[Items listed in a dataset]
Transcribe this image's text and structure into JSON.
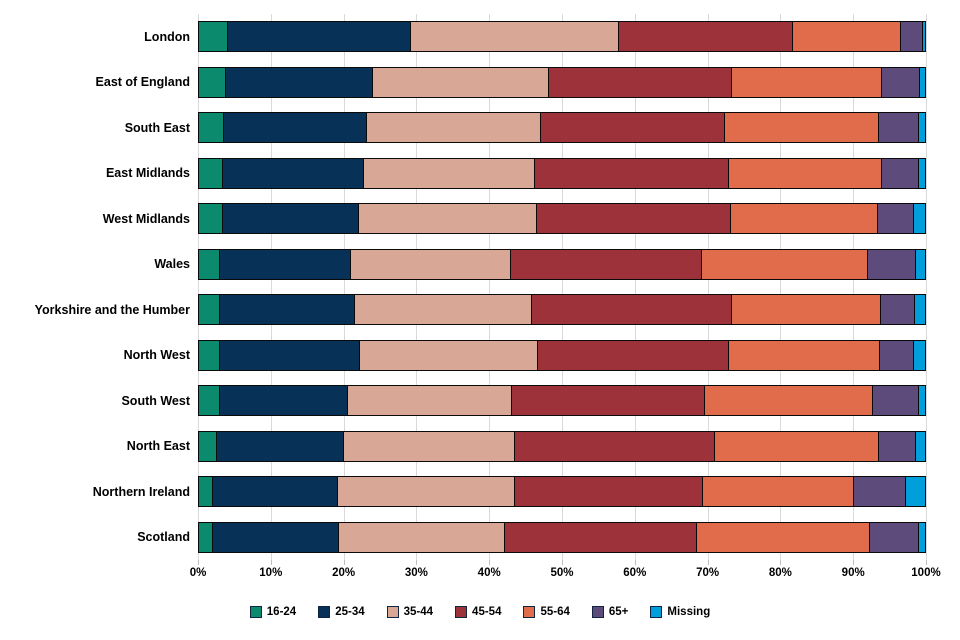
{
  "chart_data": {
    "type": "bar",
    "orientation": "horizontal",
    "stacked": true,
    "title": "",
    "xlabel": "",
    "ylabel": "",
    "unit": "percent",
    "xlim": [
      0,
      100
    ],
    "x_ticks": [
      "0%",
      "10%",
      "20%",
      "30%",
      "40%",
      "50%",
      "60%",
      "70%",
      "80%",
      "90%",
      "100%"
    ],
    "grid": "vertical",
    "legend_position": "bottom",
    "categories": [
      "London",
      "East of England",
      "South East",
      "East Midlands",
      "West Midlands",
      "Wales",
      "Yorkshire and the Humber",
      "North West",
      "South West",
      "North East",
      "Northern Ireland",
      "Scotland"
    ],
    "series": [
      {
        "name": "16-24",
        "color": "#0b8a6e",
        "values": [
          4.1,
          3.9,
          3.6,
          3.4,
          3.4,
          3.0,
          3.0,
          3.0,
          3.0,
          2.6,
          2.1,
          2.1
        ]
      },
      {
        "name": "25-34",
        "color": "#083158",
        "values": [
          25.1,
          20.1,
          19.6,
          19.4,
          18.7,
          18.0,
          18.5,
          19.2,
          17.6,
          17.5,
          17.1,
          17.3
        ]
      },
      {
        "name": "35-44",
        "color": "#d9a795",
        "values": [
          28.7,
          24.2,
          23.9,
          23.5,
          24.4,
          22.0,
          24.4,
          24.5,
          22.6,
          23.4,
          24.3,
          22.8
        ]
      },
      {
        "name": "45-54",
        "color": "#9e323b",
        "values": [
          23.8,
          25.2,
          25.3,
          26.7,
          26.7,
          26.2,
          27.5,
          26.3,
          26.5,
          27.5,
          25.9,
          26.3
        ]
      },
      {
        "name": "55-64",
        "color": "#e06c4c",
        "values": [
          14.9,
          20.6,
          21.1,
          20.9,
          20.2,
          22.8,
          20.4,
          20.7,
          23.0,
          22.5,
          20.7,
          23.8
        ]
      },
      {
        "name": "65+",
        "color": "#5d4b7c",
        "values": [
          3.0,
          5.2,
          5.5,
          5.1,
          5.0,
          6.6,
          4.7,
          4.7,
          6.3,
          5.2,
          7.2,
          6.8
        ]
      },
      {
        "name": "Missing",
        "color": "#009fdb",
        "values": [
          0.4,
          0.8,
          1.0,
          1.0,
          1.6,
          1.4,
          1.5,
          1.6,
          1.0,
          1.3,
          2.7,
          0.9
        ]
      }
    ],
    "colors": {
      "gridline": "#d9d9d9",
      "tick": "#bfbfbf",
      "bar_border": "#0a0a0a",
      "text": "#000000",
      "background": "#ffffff"
    }
  }
}
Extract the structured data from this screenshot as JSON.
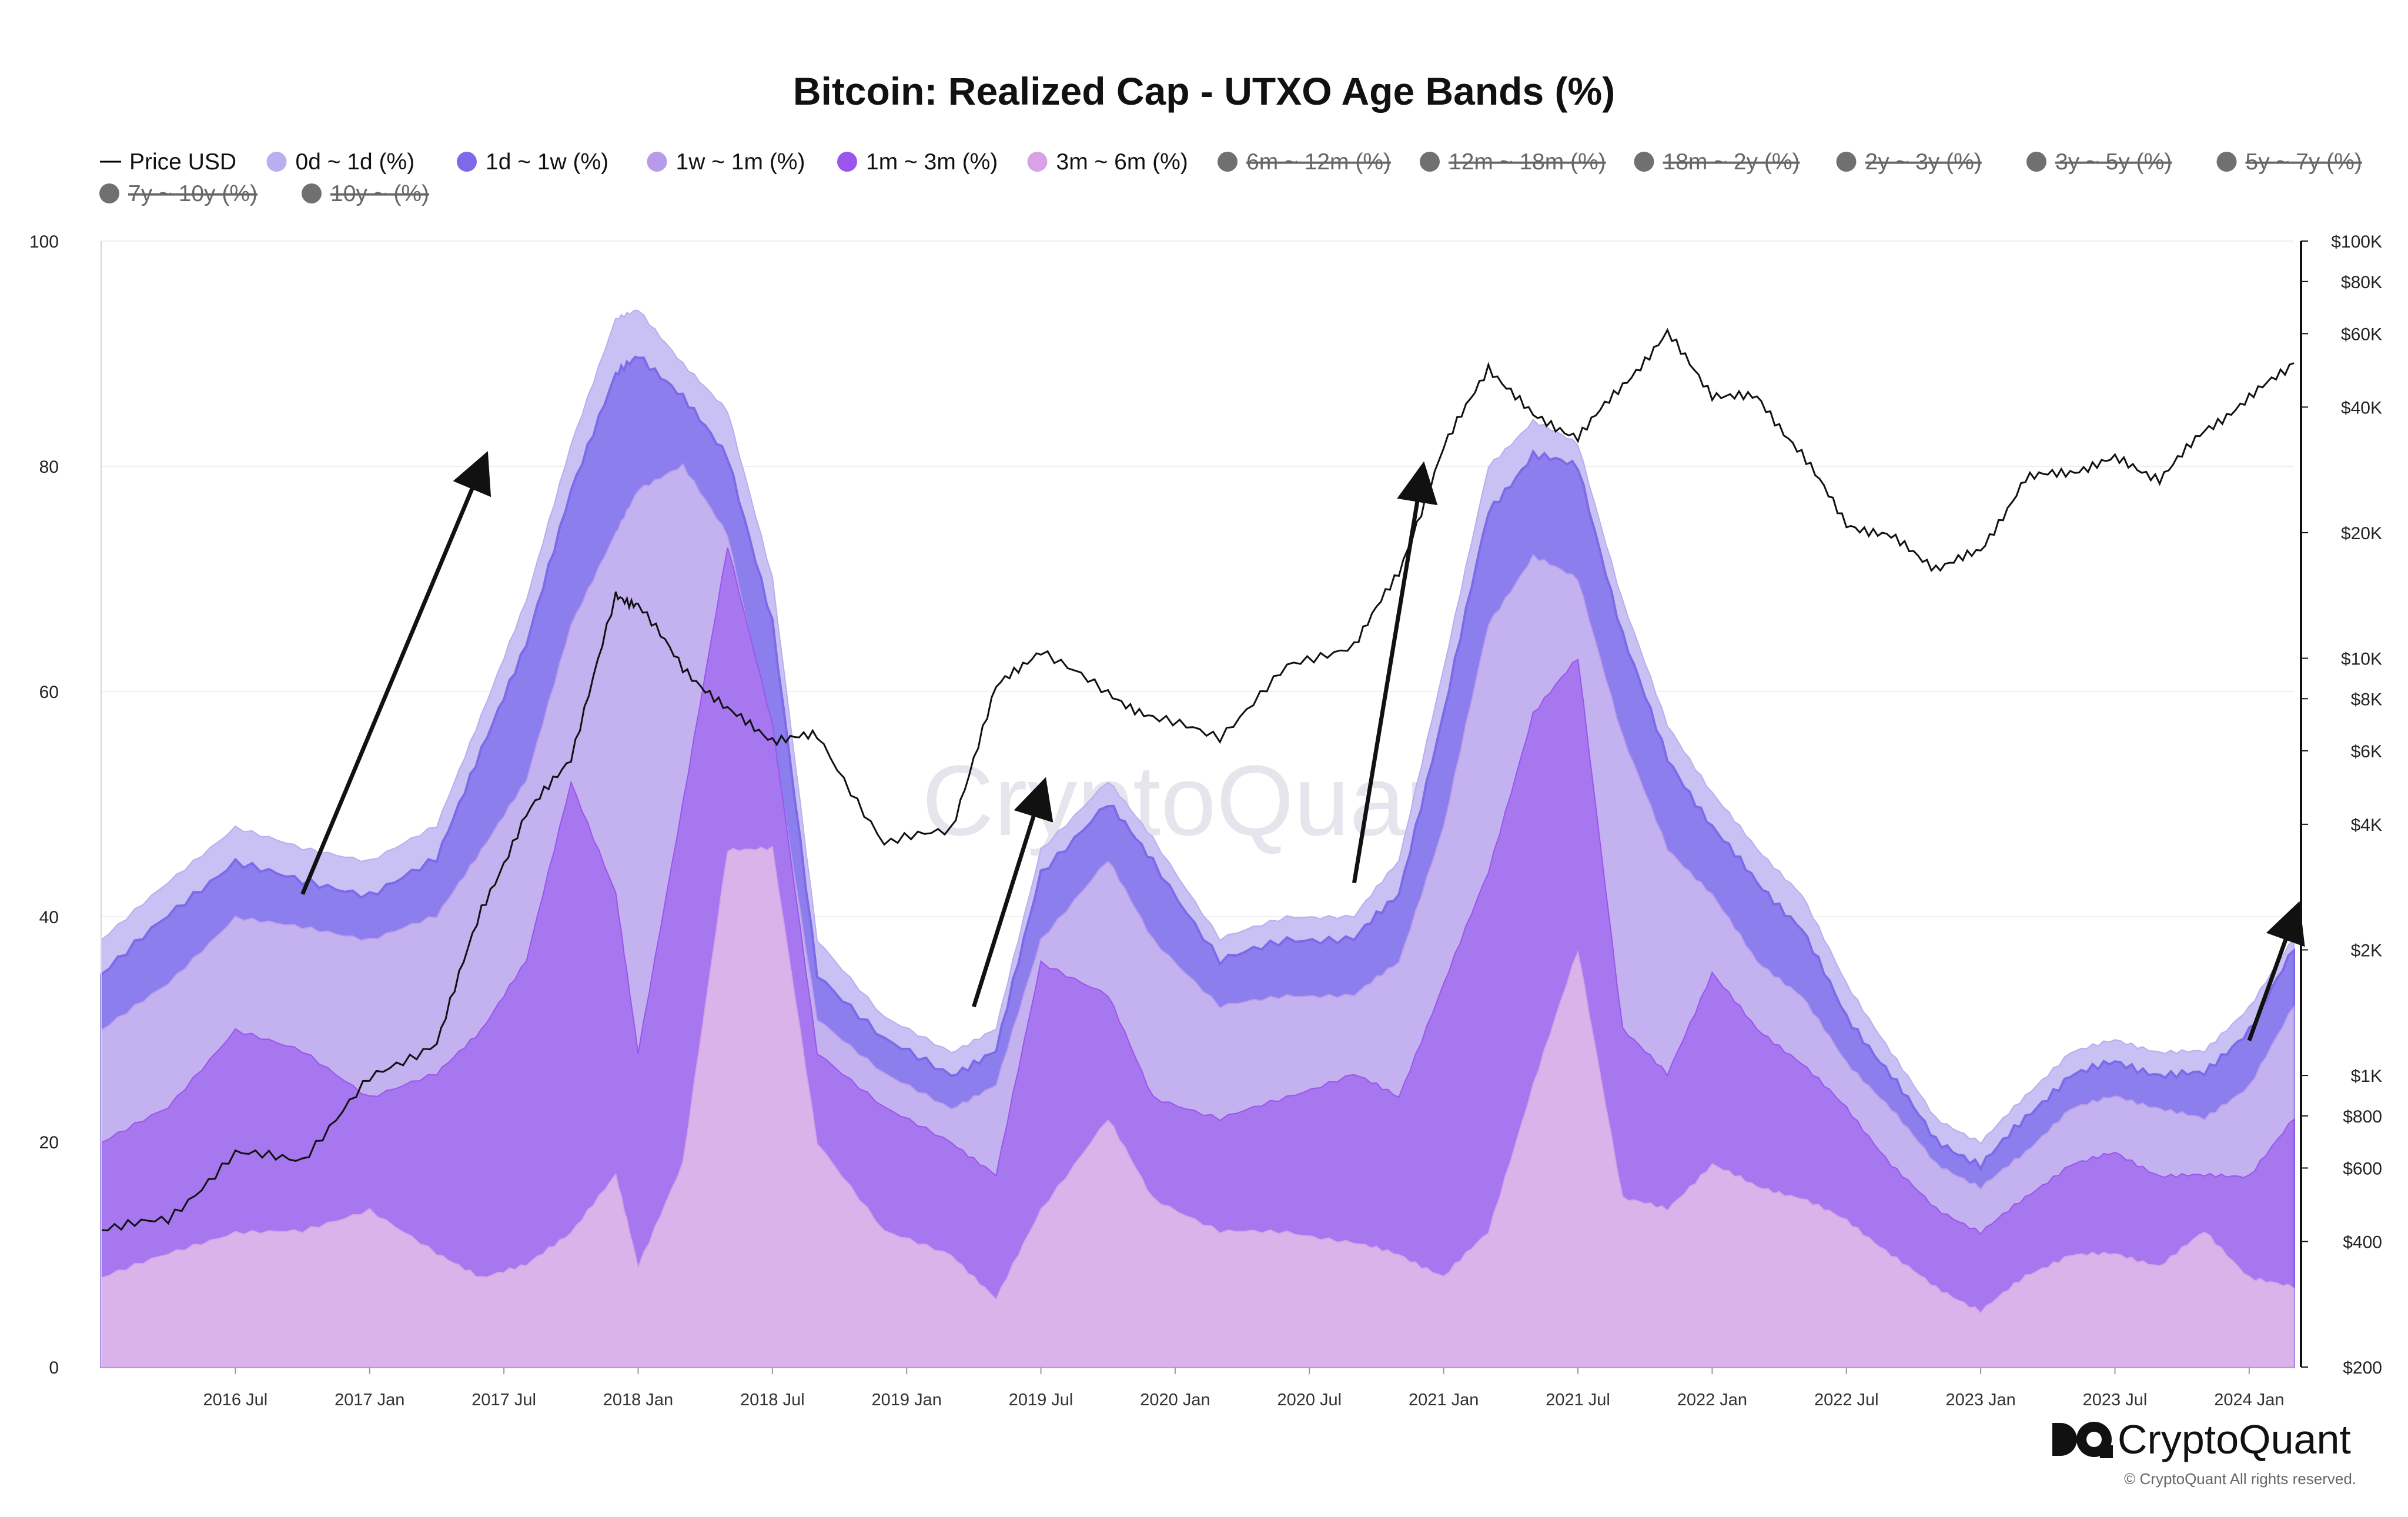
{
  "chart_data": {
    "type": "area",
    "title": "Bitcoin: Realized Cap - UTXO Age Bands (%)",
    "x_ticks": [
      "2016 Jul",
      "2017 Jan",
      "2017 Jul",
      "2018 Jan",
      "2018 Jul",
      "2019 Jan",
      "2019 Jul",
      "2020 Jan",
      "2020 Jul",
      "2021 Jan",
      "2021 Jul",
      "2022 Jan",
      "2022 Jul",
      "2023 Jan",
      "2023 Jul",
      "2024 Jan"
    ],
    "y_left": {
      "ticks": [
        "0",
        "20",
        "40",
        "60",
        "80",
        "100"
      ],
      "range": [
        0,
        100
      ]
    },
    "y_right": {
      "scale": "log",
      "ticks": [
        "$200",
        "$400",
        "$600",
        "$800",
        "$1K",
        "$2K",
        "$4K",
        "$6K",
        "$8K",
        "$10K",
        "$20K",
        "$40K",
        "$60K",
        "$80K",
        "$100K"
      ],
      "range": [
        200,
        100000
      ]
    },
    "x_range": [
      "2016-01",
      "2024-03"
    ],
    "grid": true,
    "legend_position": "top",
    "legend": [
      {
        "label": "Price USD",
        "marker": "line",
        "color": "#000000",
        "active": true
      },
      {
        "label": "0d ~ 1d (%)",
        "marker": "dot",
        "color": "#b8aef0",
        "active": true
      },
      {
        "label": "1d ~ 1w (%)",
        "marker": "dot",
        "color": "#7d6ae8",
        "active": true
      },
      {
        "label": "1w ~ 1m (%)",
        "marker": "dot",
        "color": "#b89be8",
        "active": true
      },
      {
        "label": "1m ~ 3m (%)",
        "marker": "dot",
        "color": "#9a55ec",
        "active": true
      },
      {
        "label": "3m ~ 6m (%)",
        "marker": "dot",
        "color": "#d8a2e6",
        "active": true
      },
      {
        "label": "6m ~ 12m (%)",
        "marker": "dot",
        "color": "#707070",
        "active": false
      },
      {
        "label": "12m ~ 18m (%)",
        "marker": "dot",
        "color": "#707070",
        "active": false
      },
      {
        "label": "18m ~ 2y (%)",
        "marker": "dot",
        "color": "#707070",
        "active": false
      },
      {
        "label": "2y ~ 3y (%)",
        "marker": "dot",
        "color": "#707070",
        "active": false
      },
      {
        "label": "3y ~ 5y (%)",
        "marker": "dot",
        "color": "#707070",
        "active": false
      },
      {
        "label": "5y ~ 7y (%)",
        "marker": "dot",
        "color": "#707070",
        "active": false
      },
      {
        "label": "7y ~ 10y (%)",
        "marker": "dot",
        "color": "#707070",
        "active": false
      },
      {
        "label": "10y ~ (%)",
        "marker": "dot",
        "color": "#707070",
        "active": false
      }
    ],
    "cumulative_series_dates": [
      "2016-01",
      "2016-04",
      "2016-07",
      "2016-10",
      "2017-01",
      "2017-04",
      "2017-06",
      "2017-08",
      "2017-10",
      "2017-12",
      "2018-01",
      "2018-03",
      "2018-05",
      "2018-07",
      "2018-09",
      "2018-12",
      "2019-03",
      "2019-05",
      "2019-07",
      "2019-10",
      "2019-12",
      "2020-03",
      "2020-06",
      "2020-09",
      "2020-11",
      "2021-01",
      "2021-03",
      "2021-05",
      "2021-07",
      "2021-09",
      "2021-11",
      "2022-01",
      "2022-03",
      "2022-05",
      "2022-07",
      "2022-09",
      "2022-11",
      "2023-01",
      "2023-03",
      "2023-05",
      "2023-07",
      "2023-09",
      "2023-11",
      "2024-01",
      "2024-03"
    ],
    "series": [
      {
        "name": "0d ~ 1d (%)",
        "values": [
          38,
          43,
          48,
          46,
          45,
          48,
          58,
          68,
          82,
          93,
          94,
          89,
          85,
          70,
          38,
          31,
          28,
          30,
          46,
          52,
          47,
          38,
          40,
          40,
          45,
          62,
          80,
          84,
          82,
          68,
          57,
          51,
          46,
          42,
          34,
          28,
          22,
          20,
          24,
          28,
          29,
          28,
          28,
          32,
          38
        ]
      },
      {
        "name": "1d ~ 1w (%)",
        "values": [
          35,
          40,
          45,
          43,
          42,
          45,
          55,
          64,
          78,
          88,
          90,
          86,
          81,
          66,
          35,
          29,
          26,
          28,
          44,
          50,
          45,
          36,
          38,
          38,
          42,
          58,
          76,
          81,
          80,
          65,
          54,
          48,
          43,
          39,
          31,
          26,
          20,
          18,
          22,
          26,
          27,
          26,
          26,
          30,
          37
        ]
      },
      {
        "name": "1w ~ 1m (%)",
        "values": [
          30,
          34,
          40,
          39,
          38,
          40,
          46,
          52,
          66,
          74,
          78,
          80,
          74,
          56,
          31,
          26,
          23,
          25,
          38,
          45,
          38,
          32,
          33,
          33,
          36,
          48,
          66,
          72,
          70,
          56,
          46,
          42,
          36,
          33,
          27,
          23,
          18,
          16,
          19,
          23,
          24,
          23,
          22,
          25,
          32
        ]
      },
      {
        "name": "1m ~ 3m (%)",
        "values": [
          20,
          23,
          30,
          28,
          24,
          26,
          30,
          36,
          52,
          42,
          28,
          50,
          73,
          57,
          28,
          23,
          20,
          17,
          36,
          33,
          24,
          22,
          24,
          26,
          24,
          34,
          44,
          58,
          63,
          30,
          26,
          35,
          30,
          27,
          23,
          18,
          14,
          12,
          15,
          18,
          19,
          17,
          17,
          17,
          22
        ]
      },
      {
        "name": "3m ~ 6m (%)",
        "values": [
          8,
          10,
          12,
          12,
          14,
          10,
          8,
          9,
          12,
          17,
          9,
          18,
          46,
          46,
          20,
          12,
          10,
          6,
          14,
          22,
          15,
          12,
          12,
          11,
          10,
          8,
          12,
          25,
          37,
          15,
          14,
          18,
          16,
          15,
          13,
          10,
          7,
          5,
          8,
          10,
          10,
          9,
          12,
          8,
          7
        ]
      },
      {
        "name": "Price USD",
        "axis": "right",
        "values": [
          430,
          450,
          650,
          630,
          980,
          1200,
          2500,
          4200,
          5800,
          14000,
          13500,
          9500,
          7500,
          6400,
          6500,
          3600,
          3900,
          8500,
          10500,
          8200,
          7200,
          6500,
          9500,
          10800,
          16000,
          32000,
          50000,
          38000,
          34000,
          45000,
          60000,
          43000,
          42000,
          31000,
          21000,
          19500,
          16500,
          18000,
          27000,
          28000,
          30000,
          27000,
          35000,
          42000,
          51000
        ]
      }
    ]
  },
  "brand": {
    "name": "CryptoQuant",
    "copyright": "© CryptoQuant All rights reserved.",
    "watermark": "CryptoQuant"
  }
}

Written task: Gather each line in the entries above where the string "JSON" is found.

Response to the task:
Transcribe this image's text and structure into JSON.
Extract the structured data from this screenshot as JSON.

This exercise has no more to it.